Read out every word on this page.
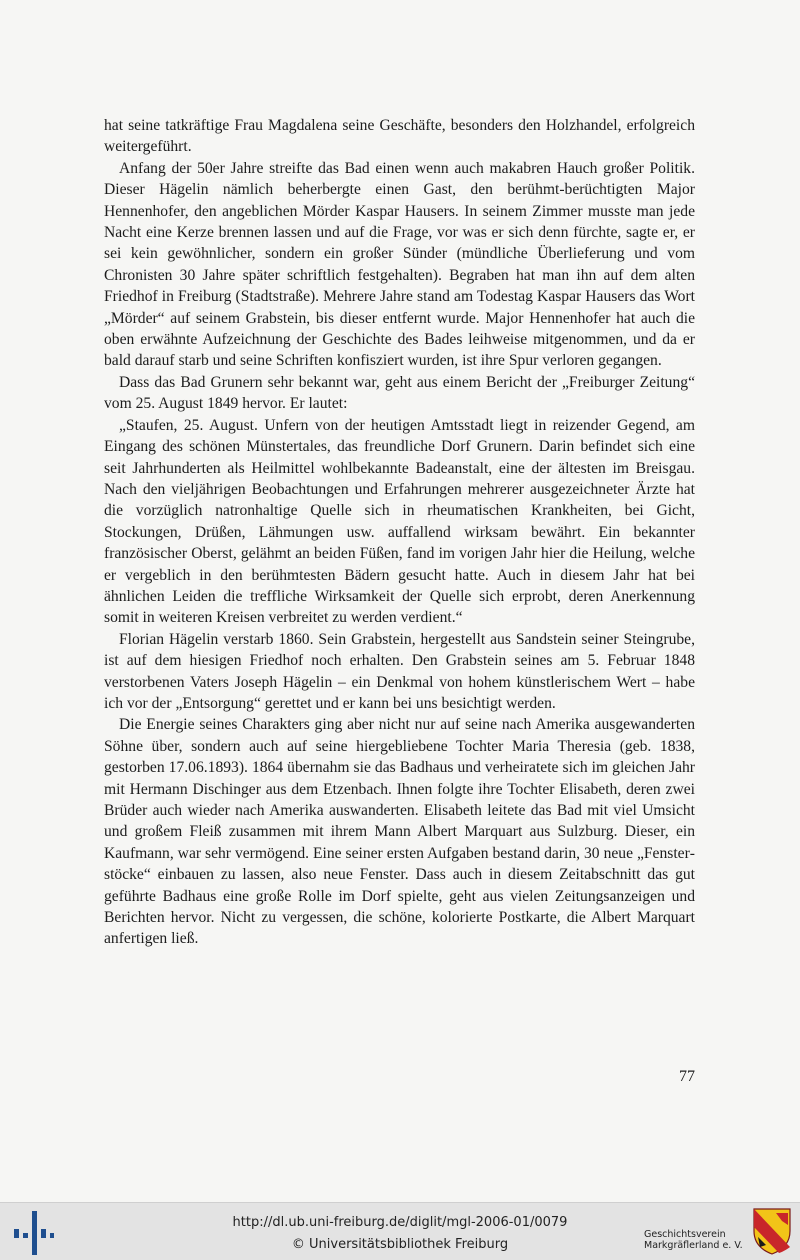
hat seine tatkräftige Frau Magdalena seine Geschäfte, besonders den Holzhandel, erfolgreich weitergeführt.

Anfang der 50er Jahre streifte das Bad einen wenn auch makabren Hauch großer Politik. Dieser Hägelin nämlich beherbergte einen Gast, den berühmt-berüchtigten Major Hennenhofer, den angeblichen Mörder Kaspar Hausers. In seinem Zimmer musste man jede Nacht eine Kerze brennen lassen und auf die Frage, vor was er sich denn fürchte, sagte er, er sei kein gewöhnlicher, sondern ein großer Sünder (mündliche Überlieferung und vom Chronisten 30 Jahre später schriftlich festgehalten). Begraben hat man ihn auf dem alten Friedhof in Freiburg (Stadtstraße). Mehrere Jahre stand am Todestag Kaspar Hausers das Wort „Mörder“ auf seinem Grabstein, bis dieser entfernt wurde. Major Hennenhofer hat auch die oben erwähnte Aufzeichnung der Geschichte des Bades leihweise mitgenommen, und da er bald darauf starb und seine Schriften konfisziert wurden, ist ihre Spur verloren gegangen.

Dass das Bad Grunern sehr bekannt war, geht aus einem Bericht der „Freiburger Zeitung“ vom 25. August 1849 hervor. Er lautet:

„Staufen, 25. August. Unfern von der heutigen Amtsstadt liegt in reizender Gegend, am Eingang des schönen Münstertales, das freundliche Dorf Grunern. Darin befindet sich eine seit Jahrhunderten als Heilmittel wohlbekannte Badeanstalt, eine der ältesten im Breisgau. Nach den vieljährigen Beobachtungen und Erfahrungen mehrerer ausgezeichneter Ärzte hat die vorzüglich natronhaltige Quelle sich in rheumatischen Krankheiten, bei Gicht, Stockungen, Drüßen, Lähmungen usw. auffallend wirksam bewährt. Ein bekannter französischer Oberst, gelähmt an beiden Füßen, fand im vorigen Jahr hier die Heilung, welche er vergeblich in den berühmtesten Bädern gesucht hatte. Auch in diesem Jahr hat bei ähnlichen Leiden die treffliche Wirksamkeit der Quelle sich erprobt, deren Anerkennung somit in weiteren Kreisen verbreitet zu werden verdient.“

Florian Hägelin verstarb 1860. Sein Grabstein, hergestellt aus Sandstein seiner Steingrube, ist auf dem hiesigen Friedhof noch erhalten. Den Grabstein seines am 5. Februar 1848 verstorbenen Vaters Joseph Hägelin – ein Denkmal von hohem künstlerischem Wert – habe ich vor der „Entsorgung“ gerettet und er kann bei uns besichtigt werden.

Die Energie seines Charakters ging aber nicht nur auf seine nach Amerika ausgewanderten Söhne über, sondern auch auf seine hiergebliebene Tochter Maria Theresia (geb. 1838, gestorben 17.06.1893). 1864 übernahm sie das Badhaus und verheiratete sich im gleichen Jahr mit Hermann Dischinger aus dem Etzenbach. Ihnen folgte ihre Tochter Elisabeth, deren zwei Brüder auch wieder nach Amerika auswanderten. Elisabeth leitete das Bad mit viel Umsicht und großem Fleiß zusammen mit ihrem Mann Albert Marquart aus Sulzburg. Dieser, ein Kaufmann, war sehr vermögend. Eine seiner ersten Aufgaben bestand darin, 30 neue „Fensterstöcke“ einbauen zu lassen, also neue Fenster. Dass auch in diesem Zeitabschnitt das gut geführte Badhaus eine große Rolle im Dorf spielte, geht aus vielen Zeitungsanzeigen und Berichten hervor. Nicht zu vergessen, die schöne, kolorierte Postkarte, die Albert Marquart anfertigen ließ.

77
http://dl.ub.uni-freiburg.de/diglit/mgl-2006-01/0079
© Universitätsbibliothek Freiburg
Geschichtsverein
Markgräflerland e. V.
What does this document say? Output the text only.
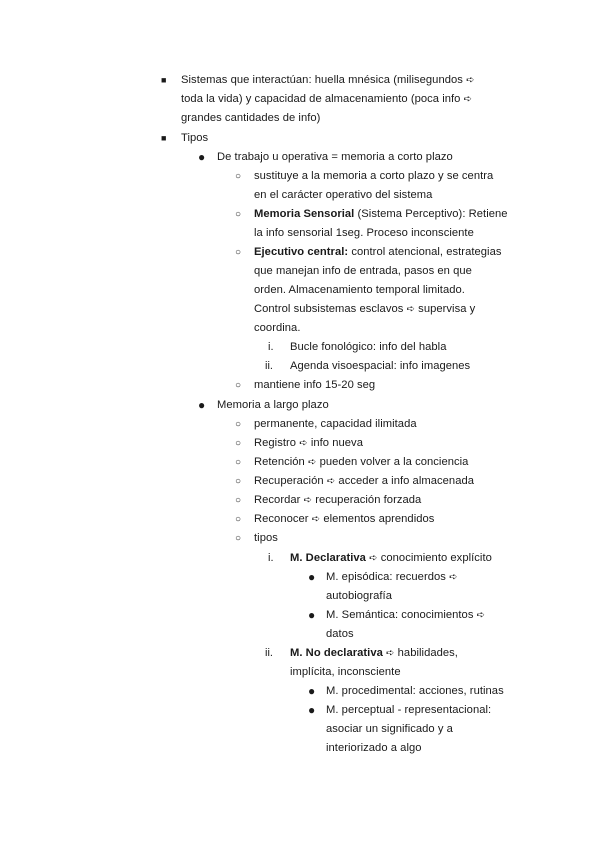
■ Sistemas que interactúan: huella mnésica (milisegundos ➪
toda la vida) y capacidad de almacenamiento (poca info ➪
grandes cantidades de info)
■ Tipos
● De trabajo u operativa = memoria a corto plazo
○ sustituye a la memoria a corto plazo y se centra
en el carácter operativo del sistema
○ Memoria Sensorial (Sistema Perceptivo): Retiene
la info sensorial 1seg. Proceso inconsciente
○ Ejecutivo central: control atencional, estrategias
que manejan info de entrada, pasos en que
orden. Almacenamiento temporal limitado.
Control subsistemas esclavos ➪ supervisa y
coordina.
i. Bucle fonológico: info del habla
ii. Agenda visoespacial: info imagenes
○ mantiene info 15-20 seg
● Memoria a largo plazo
○ permanente, capacidad ilimitada
○ Registro ➪ info nueva
○ Retención ➪ pueden volver a la conciencia
○ Recuperación ➪ acceder a info almacenada
○ Recordar ➪ recuperación forzada
○ Reconocer ➪ elementos aprendidos
○ tipos
i. M. Declarativa ➪ conocimiento explícito
● M. episódica: recuerdos ➪
autobiografía
● M. Semántica: conocimientos ➪
datos
ii. M. No declarativa ➪ habilidades,
implícita, inconsciente
● M. procedimental: acciones, rutinas
● M. perceptual - representacional:
asociar un significado y a
interiorizado a algo
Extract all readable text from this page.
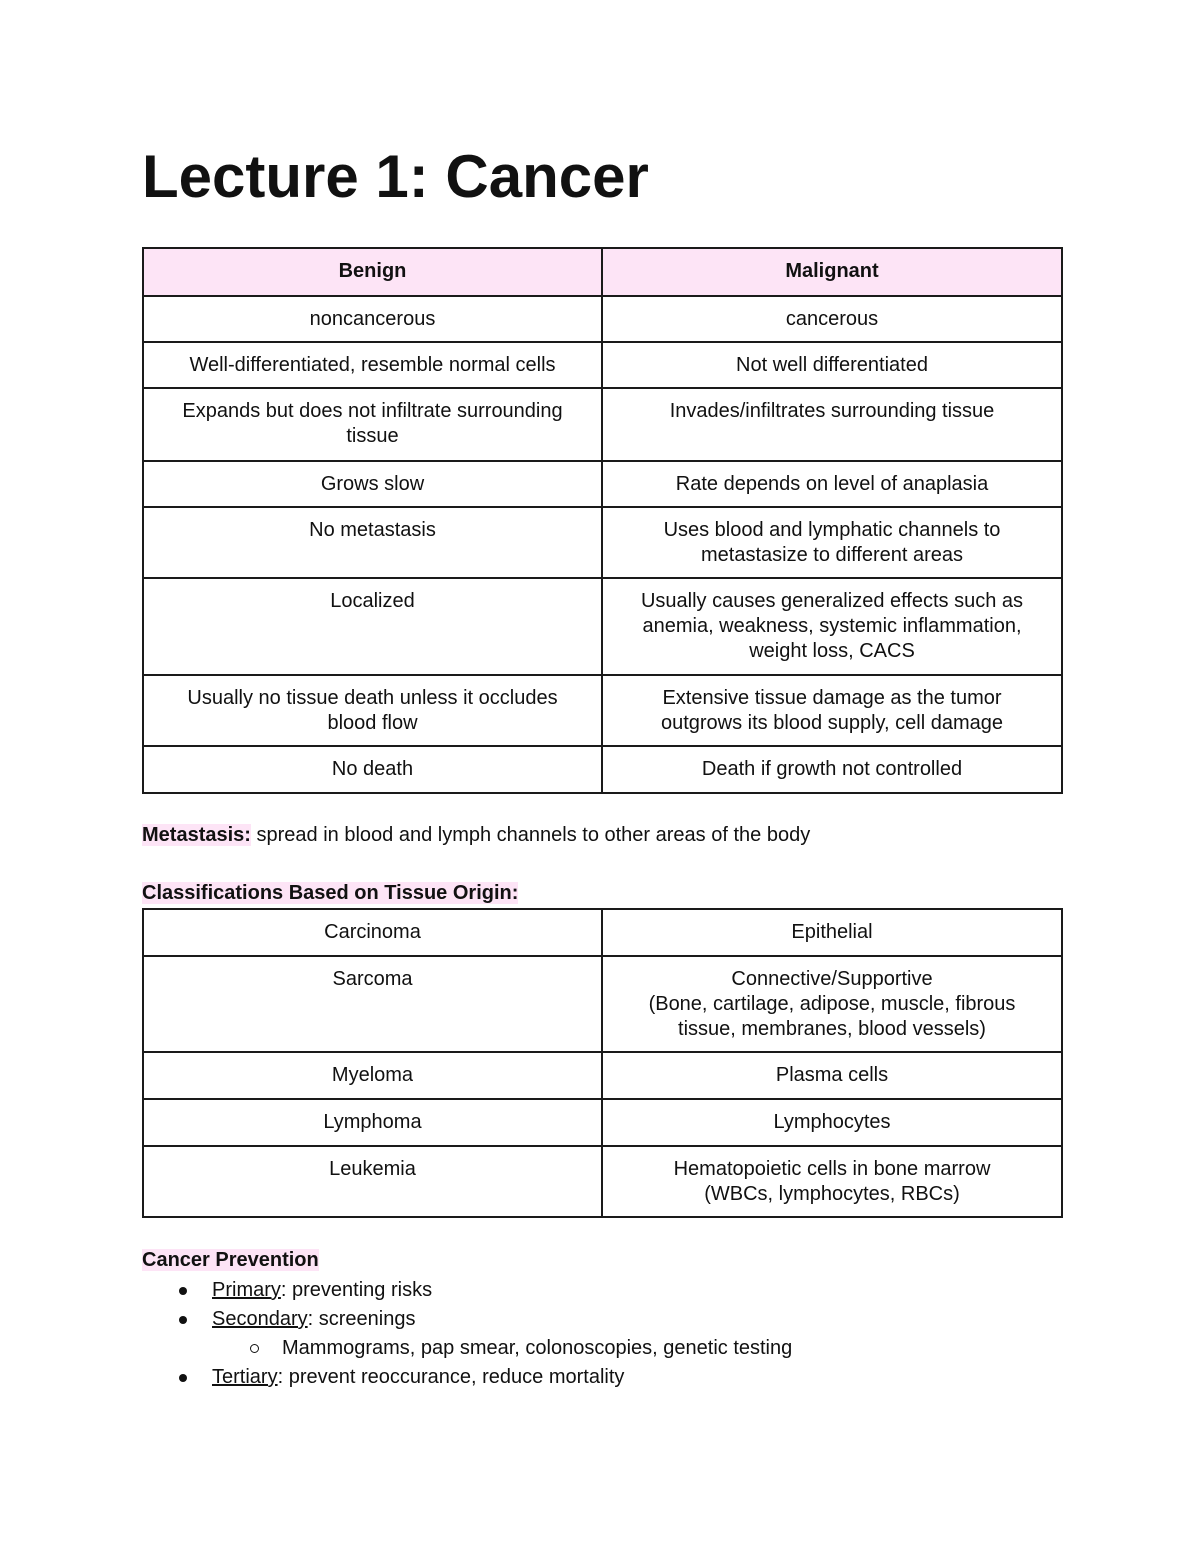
Lecture 1: Cancer
Benign	Malignant
noncancerous	cancerous
Well-differentiated, resemble normal cells	Not well differentiated
Expands but does not infiltrate surrounding tissue	Invades/infiltrates surrounding tissue
Grows slow	Rate depends on level of anaplasia
No metastasis	Uses blood and lymphatic channels to metastasize to different areas
Localized	Usually causes generalized effects such as anemia, weakness, systemic inflammation, weight loss, CACS
Usually no tissue death unless it occludes blood flow	Extensive tissue damage as the tumor outgrows its blood supply, cell damage
No death	Death if growth not controlled
Metastasis: spread in blood and lymph channels to other areas of the body
Classifications Based on Tissue Origin:
Carcinoma	Epithelial
Sarcoma	Connective/Supportive
(Bone, cartilage, adipose, muscle, fibrous tissue, membranes, blood vessels)

Myeloma	Plasma cells
Lymphoma	Lymphocytes
Leukemia	Hematopoietic cells in bone marrow
(WBCs, lymphocytes, RBCs)
Cancer Prevention
Primary: preventing risks
Secondary: screenings
Mammograms, pap smear, colonoscopies, genetic testing
Tertiary: prevent reoccurance, reduce mortality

▸ Work instruction
Give back the listing exactly, with the pictures removed.

▸ Solution for this task
Read out every word on this page.
hat seine tatkräftige Frau Magdalena seine Geschäfte, besonders den Holzhandel, erfolgreich weitergeführt.

Anfang der 50er Jahre streifte das Bad einen wenn auch makabren Hauch großer Politik. Dieser Hägelin nämlich beherbergte einen Gast, den berühmt-berüchtigten Major Hennenhofer, den angeblichen Mörder Kaspar Hausers. In seinem Zimmer musste man jede Nacht eine Kerze brennen lassen und auf die Frage, vor was er sich denn fürchte, sagte er, er sei kein gewöhnlicher, sondern ein großer Sünder (mündliche Überlieferung und vom Chronisten 30 Jahre später schriftlich festgehalten). Begraben hat man ihn auf dem alten Friedhof in Freiburg (Stadtstraße). Mehrere Jahre stand am Todestag Kaspar Hausers das Wort „Mörder“ auf seinem Grabstein, bis dieser entfernt wurde. Major Hennenhofer hat auch die oben erwähnte Aufzeichnung der Geschichte des Bades leihweise mitgenommen, und da er bald darauf starb und seine Schriften konfisziert wurden, ist ihre Spur verloren gegangen.

Dass das Bad Grunern sehr bekannt war, geht aus einem Bericht der „Freiburger Zeitung“ vom 25. August 1849 hervor. Er lautet:

„Staufen, 25. August. Unfern von der heutigen Amtsstadt liegt in reizender Gegend, am Eingang des schönen Münstertales, das freundliche Dorf Grunern. Darin befindet sich eine seit Jahrhunderten als Heilmittel wohlbekannte Badeanstalt, eine der ältesten im Breisgau. Nach den vieljährigen Beobachtungen und Erfahrungen mehrerer ausgezeichneter Ärzte hat die vorzüglich natronhaltige Quelle sich in rheumatischen Krankheiten, bei Gicht, Stockungen, Drüßen, Lähmungen usw. auffallend wirksam bewährt. Ein bekannter französischer Oberst, gelähmt an beiden Füßen, fand im vorigen Jahr hier die Heilung, welche er vergeblich in den berühmtesten Bädern gesucht hatte. Auch in diesem Jahr hat bei ähnlichen Leiden die treffliche Wirksamkeit der Quelle sich erprobt, deren Anerkennung somit in weiteren Kreisen verbreitet zu werden verdient.“

Florian Hägelin verstarb 1860. Sein Grabstein, hergestellt aus Sandstein seiner Steingrube, ist auf dem hiesigen Friedhof noch erhalten. Den Grabstein seines am 5. Februar 1848 verstorbenen Vaters Joseph Hägelin – ein Denkmal von hohem künstlerischem Wert – habe ich vor der „Entsorgung“ gerettet und er kann bei uns besichtigt werden.

Die Energie seines Charakters ging aber nicht nur auf seine nach Amerika ausgewanderten Söhne über, sondern auch auf seine hiergebliebene Tochter Maria Theresia (geb. 1838, gestorben 17.06.1893). 1864 übernahm sie das Badhaus und verheiratete sich im gleichen Jahr mit Hermann Dischinger aus dem Etzenbach. Ihnen folgte ihre Tochter Elisabeth, deren zwei Brüder auch wieder nach Amerika auswanderten. Elisabeth leitete das Bad mit viel Umsicht und großem Fleiß zusammen mit ihrem Mann Albert Marquart aus Sulzburg. Dieser, ein Kaufmann, war sehr vermögend. Eine seiner ersten Aufgaben bestand darin, 30 neue „Fensterstöcke“ einbauen zu lassen, also neue Fenster. Dass auch in diesem Zeitabschnitt das gut geführte Badhaus eine große Rolle im Dorf spielte, geht aus vielen Zeitungsanzeigen und Berichten hervor. Nicht zu vergessen, die schöne, kolorierte Postkarte, die Albert Marquart anfertigen ließ.

77
http://dl.ub.uni-freiburg.de/diglit/mgl-2006-01/0079
© Universitätsbibliothek Freiburg
Geschichtsverein
Markgräflerland e. V.
What does this document say? Output the text only.
■ Sistemas que interactúan: huella mnésica (milisegundos ➪
toda la vida) y capacidad de almacenamiento (poca info ➪
grandes cantidades de info)
■ Tipos
● De trabajo u operativa = memoria a corto plazo
○ sustituye a la memoria a corto plazo y se centra
en el carácter operativo del sistema
○ Memoria Sensorial (Sistema Perceptivo): Retiene
la info sensorial 1seg. Proceso inconsciente
○ Ejecutivo central: control atencional, estrategias
que manejan info de entrada, pasos en que
orden. Almacenamiento temporal limitado.
Control subsistemas esclavos ➪ supervisa y
coordina.
i. Bucle fonológico: info del habla
ii. Agenda visoespacial: info imagenes
○ mantiene info 15-20 seg
● Memoria a largo plazo
○ permanente, capacidad ilimitada
○ Registro ➪ info nueva
○ Retención ➪ pueden volver a la conciencia
○ Recuperación ➪ acceder a info almacenada
○ Recordar ➪ recuperación forzada
○ Reconocer ➪ elementos aprendidos
○ tipos
i. M. Declarativa ➪ conocimiento explícito
● M. episódica: recuerdos ➪
autobiografía
● M. Semántica: conocimientos ➪
datos
ii. M. No declarativa ➪ habilidades,
implícita, inconsciente
● M. procedimental: acciones, rutinas
● M. perceptual - representacional:
asociar un significado y a
interiorizado a algo
Extract all readable text from this page.
Lecture 1: Cancer
Benign	Malignant
noncancerous	cancerous
Well-differentiated, resemble normal cells	Not well differentiated
Expands but does not infiltrate surrounding tissue	Invades/infiltrates surrounding tissue
Grows slow	Rate depends on level of anaplasia
No metastasis	Uses blood and lymphatic channels to metastasize to different areas
Localized	Usually causes generalized effects such as anemia, weakness, systemic inflammation, weight loss, CACS
Usually no tissue death unless it occludes blood flow	Extensive tissue damage as the tumor outgrows its blood supply, cell damage
No death	Death if growth not controlled
Metastasis: spread in blood and lymph channels to other areas of the body
Classifications Based on Tissue Origin:
Carcinoma	Epithelial
Sarcoma	Connective/Supportive
(Bone, cartilage, adipose, muscle, fibrous tissue, membranes, blood vessels)

Myeloma	Plasma cells
Lymphoma	Lymphocytes
Leukemia	Hematopoietic cells in bone marrow
(WBCs, lymphocytes, RBCs)
Cancer Prevention
Primary: preventing risks
Secondary: screenings
Mammograms, pap smear, colonoscopies, genetic testing
Tertiary: prevent reoccurance, reduce mortality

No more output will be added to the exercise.